- Problem description
Output all of the data below exactly as given.

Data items
....
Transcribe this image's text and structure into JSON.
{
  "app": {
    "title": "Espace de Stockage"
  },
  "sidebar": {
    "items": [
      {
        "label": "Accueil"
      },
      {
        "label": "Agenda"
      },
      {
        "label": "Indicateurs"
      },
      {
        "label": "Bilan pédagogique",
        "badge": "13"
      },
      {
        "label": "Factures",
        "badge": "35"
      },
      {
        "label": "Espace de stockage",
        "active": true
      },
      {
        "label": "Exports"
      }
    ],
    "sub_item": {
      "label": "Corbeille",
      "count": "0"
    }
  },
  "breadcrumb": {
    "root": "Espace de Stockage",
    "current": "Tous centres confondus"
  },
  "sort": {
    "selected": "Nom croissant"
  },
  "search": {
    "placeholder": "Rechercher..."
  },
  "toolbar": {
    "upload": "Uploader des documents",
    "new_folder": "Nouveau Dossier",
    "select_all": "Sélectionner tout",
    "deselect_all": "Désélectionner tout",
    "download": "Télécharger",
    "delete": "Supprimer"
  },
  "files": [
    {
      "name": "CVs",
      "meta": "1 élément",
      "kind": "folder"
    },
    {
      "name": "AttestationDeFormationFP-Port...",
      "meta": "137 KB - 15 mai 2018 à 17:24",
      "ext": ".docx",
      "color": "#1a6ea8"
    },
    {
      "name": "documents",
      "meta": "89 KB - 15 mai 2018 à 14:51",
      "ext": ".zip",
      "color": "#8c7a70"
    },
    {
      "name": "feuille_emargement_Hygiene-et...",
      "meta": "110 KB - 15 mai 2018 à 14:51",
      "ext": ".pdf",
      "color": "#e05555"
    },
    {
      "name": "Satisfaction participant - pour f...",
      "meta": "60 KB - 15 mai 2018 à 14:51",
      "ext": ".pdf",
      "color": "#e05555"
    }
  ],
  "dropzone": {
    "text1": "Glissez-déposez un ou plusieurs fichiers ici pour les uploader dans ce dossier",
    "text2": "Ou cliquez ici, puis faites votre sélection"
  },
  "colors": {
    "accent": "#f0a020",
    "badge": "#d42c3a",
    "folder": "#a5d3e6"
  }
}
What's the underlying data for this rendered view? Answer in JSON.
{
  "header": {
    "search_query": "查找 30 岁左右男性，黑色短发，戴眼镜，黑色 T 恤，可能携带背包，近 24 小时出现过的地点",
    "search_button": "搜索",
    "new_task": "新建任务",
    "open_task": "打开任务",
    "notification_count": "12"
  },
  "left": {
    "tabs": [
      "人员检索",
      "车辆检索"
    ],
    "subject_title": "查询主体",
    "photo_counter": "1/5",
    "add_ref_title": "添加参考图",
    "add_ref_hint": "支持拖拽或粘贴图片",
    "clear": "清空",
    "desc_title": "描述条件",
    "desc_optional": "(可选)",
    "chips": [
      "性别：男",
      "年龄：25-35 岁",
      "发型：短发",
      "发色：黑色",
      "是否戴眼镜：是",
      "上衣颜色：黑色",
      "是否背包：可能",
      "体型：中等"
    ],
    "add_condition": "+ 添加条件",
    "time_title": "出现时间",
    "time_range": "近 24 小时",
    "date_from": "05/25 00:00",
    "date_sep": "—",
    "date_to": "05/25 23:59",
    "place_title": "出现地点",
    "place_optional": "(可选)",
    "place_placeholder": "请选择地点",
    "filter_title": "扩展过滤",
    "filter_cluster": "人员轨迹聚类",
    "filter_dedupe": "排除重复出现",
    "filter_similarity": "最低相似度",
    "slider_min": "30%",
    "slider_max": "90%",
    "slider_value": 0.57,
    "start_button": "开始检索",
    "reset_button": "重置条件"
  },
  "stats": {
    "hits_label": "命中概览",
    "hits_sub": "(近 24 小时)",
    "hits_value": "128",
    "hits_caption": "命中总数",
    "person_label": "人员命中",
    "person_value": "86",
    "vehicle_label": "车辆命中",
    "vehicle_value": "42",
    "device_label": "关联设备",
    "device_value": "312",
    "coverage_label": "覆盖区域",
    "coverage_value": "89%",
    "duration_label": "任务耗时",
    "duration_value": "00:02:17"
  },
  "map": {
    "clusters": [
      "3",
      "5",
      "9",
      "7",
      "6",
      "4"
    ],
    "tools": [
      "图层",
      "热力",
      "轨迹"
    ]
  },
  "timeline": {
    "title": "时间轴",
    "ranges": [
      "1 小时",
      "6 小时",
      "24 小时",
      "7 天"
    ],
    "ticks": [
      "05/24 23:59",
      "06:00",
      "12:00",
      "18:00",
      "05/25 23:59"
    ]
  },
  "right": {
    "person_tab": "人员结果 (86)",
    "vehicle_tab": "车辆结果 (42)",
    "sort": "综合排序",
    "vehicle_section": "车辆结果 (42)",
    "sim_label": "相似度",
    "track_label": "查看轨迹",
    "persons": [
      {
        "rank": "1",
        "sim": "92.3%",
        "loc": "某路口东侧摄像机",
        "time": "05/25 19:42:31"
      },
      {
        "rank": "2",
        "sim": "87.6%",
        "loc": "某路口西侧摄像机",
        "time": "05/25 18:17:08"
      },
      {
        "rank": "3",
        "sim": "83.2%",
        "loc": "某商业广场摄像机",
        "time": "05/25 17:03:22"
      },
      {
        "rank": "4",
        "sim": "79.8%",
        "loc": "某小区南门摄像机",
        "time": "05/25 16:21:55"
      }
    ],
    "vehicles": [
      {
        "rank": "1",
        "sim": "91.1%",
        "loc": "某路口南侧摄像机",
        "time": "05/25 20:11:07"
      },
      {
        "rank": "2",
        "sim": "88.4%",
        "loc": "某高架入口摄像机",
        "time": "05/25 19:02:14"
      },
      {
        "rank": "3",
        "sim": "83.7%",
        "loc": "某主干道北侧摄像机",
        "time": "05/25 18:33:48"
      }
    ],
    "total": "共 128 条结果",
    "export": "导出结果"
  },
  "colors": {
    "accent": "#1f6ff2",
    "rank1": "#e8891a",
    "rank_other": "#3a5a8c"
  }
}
....
- Output for this task
Transcribe this image's text and structure into JSON.
{
  "app": {
    "title": "Espace de Stockage"
  },
  "sidebar": {
    "items": [
      {
        "label": "Accueil"
      },
      {
        "label": "Agenda"
      },
      {
        "label": "Indicateurs"
      },
      {
        "label": "Bilan pédagogique",
        "badge": "13"
      },
      {
        "label": "Factures",
        "badge": "35"
      },
      {
        "label": "Espace de stockage",
        "active": true
      },
      {
        "label": "Exports"
      }
    ],
    "sub_item": {
      "label": "Corbeille",
      "count": "0"
    }
  },
  "breadcrumb": {
    "root": "Espace de Stockage",
    "current": "Tous centres confondus"
  },
  "sort": {
    "selected": "Nom croissant"
  },
  "search": {
    "placeholder": "Rechercher..."
  },
  "toolbar": {
    "upload": "Uploader des documents",
    "new_folder": "Nouveau Dossier",
    "select_all": "Sélectionner tout",
    "deselect_all": "Désélectionner tout",
    "download": "Télécharger",
    "delete": "Supprimer"
  },
  "files": [
    {
      "name": "CVs",
      "meta": "1 élément",
      "kind": "folder"
    },
    {
      "name": "AttestationDeFormationFP-Port...",
      "meta": "137 KB - 15 mai 2018 à 17:24",
      "ext": ".docx",
      "color": "#1a6ea8"
    },
    {
      "name": "documents",
      "meta": "89 KB - 15 mai 2018 à 14:51",
      "ext": ".zip",
      "color": "#8c7a70"
    },
    {
      "name": "feuille_emargement_Hygiene-et...",
      "meta": "110 KB - 15 mai 2018 à 14:51",
      "ext": ".pdf",
      "color": "#e05555"
    },
    {
      "name": "Satisfaction participant - pour f...",
      "meta": "60 KB - 15 mai 2018 à 14:51",
      "ext": ".pdf",
      "color": "#e05555"
    }
  ],
  "dropzone": {
    "text1": "Glissez-déposez un ou plusieurs fichiers ici pour les uploader dans ce dossier",
    "text2": "Ou cliquez ici, puis faites votre sélection"
  },
  "colors": {
    "accent": "#f0a020",
    "badge": "#d42c3a",
    "folder": "#a5d3e6"
  }
}
What's the underlying data for this rendered view? Answer in JSON.
{
  "header": {
    "search_query": "查找 30 岁左右男性，黑色短发，戴眼镜，黑色 T 恤，可能携带背包，近 24 小时出现过的地点",
    "search_button": "搜索",
    "new_task": "新建任务",
    "open_task": "打开任务",
    "notification_count": "12"
  },
  "left": {
    "tabs": [
      "人员检索",
      "车辆检索"
    ],
    "subject_title": "查询主体",
    "photo_counter": "1/5",
    "add_ref_title": "添加参考图",
    "add_ref_hint": "支持拖拽或粘贴图片",
    "clear": "清空",
    "desc_title": "描述条件",
    "desc_optional": "(可选)",
    "chips": [
      "性别：男",
      "年龄：25-35 岁",
      "发型：短发",
      "发色：黑色",
      "是否戴眼镜：是",
      "上衣颜色：黑色",
      "是否背包：可能",
      "体型：中等"
    ],
    "add_condition": "+ 添加条件",
    "time_title": "出现时间",
    "time_range": "近 24 小时",
    "date_from": "05/25 00:00",
    "date_sep": "—",
    "date_to": "05/25 23:59",
    "place_title": "出现地点",
    "place_optional": "(可选)",
    "place_placeholder": "请选择地点",
    "filter_title": "扩展过滤",
    "filter_cluster": "人员轨迹聚类",
    "filter_dedupe": "排除重复出现",
    "filter_similarity": "最低相似度",
    "slider_min": "30%",
    "slider_max": "90%",
    "slider_value": 0.57,
    "start_button": "开始检索",
    "reset_button": "重置条件"
  },
  "stats": {
    "hits_label": "命中概览",
    "hits_sub": "(近 24 小时)",
    "hits_value": "128",
    "hits_caption": "命中总数",
    "person_label": "人员命中",
    "person_value": "86",
    "vehicle_label": "车辆命中",
    "vehicle_value": "42",
    "device_label": "关联设备",
    "device_value": "312",
    "coverage_label": "覆盖区域",
    "coverage_value": "89%",
    "duration_label": "任务耗时",
    "duration_value": "00:02:17"
  },
  "map": {
    "clusters": [
      "3",
      "5",
      "9",
      "7",
      "6",
      "4"
    ],
    "tools": [
      "图层",
      "热力",
      "轨迹"
    ]
  },
  "timeline": {
    "title": "时间轴",
    "ranges": [
      "1 小时",
      "6 小时",
      "24 小时",
      "7 天"
    ],
    "ticks": [
      "05/24 23:59",
      "06:00",
      "12:00",
      "18:00",
      "05/25 23:59"
    ]
  },
  "right": {
    "person_tab": "人员结果 (86)",
    "vehicle_tab": "车辆结果 (42)",
    "sort": "综合排序",
    "vehicle_section": "车辆结果 (42)",
    "sim_label": "相似度",
    "track_label": "查看轨迹",
    "persons": [
      {
        "rank": "1",
        "sim": "92.3%",
        "loc": "某路口东侧摄像机",
        "time": "05/25 19:42:31"
      },
      {
        "rank": "2",
        "sim": "87.6%",
        "loc": "某路口西侧摄像机",
        "time": "05/25 18:17:08"
      },
      {
        "rank": "3",
        "sim": "83.2%",
        "loc": "某商业广场摄像机",
        "time": "05/25 17:03:22"
      },
      {
        "rank": "4",
        "sim": "79.8%",
        "loc": "某小区南门摄像机",
        "time": "05/25 16:21:55"
      }
    ],
    "vehicles": [
      {
        "rank": "1",
        "sim": "91.1%",
        "loc": "某路口南侧摄像机",
        "time": "05/25 20:11:07"
      },
      {
        "rank": "2",
        "sim": "88.4%",
        "loc": "某高架入口摄像机",
        "time": "05/25 19:02:14"
      },
      {
        "rank": "3",
        "sim": "83.7%",
        "loc": "某主干道北侧摄像机",
        "time": "05/25 18:33:48"
      }
    ],
    "total": "共 128 条结果",
    "export": "导出结果"
  },
  "colors": {
    "accent": "#1f6ff2",
    "rank1": "#e8891a",
    "rank_other": "#3a5a8c"
  }
}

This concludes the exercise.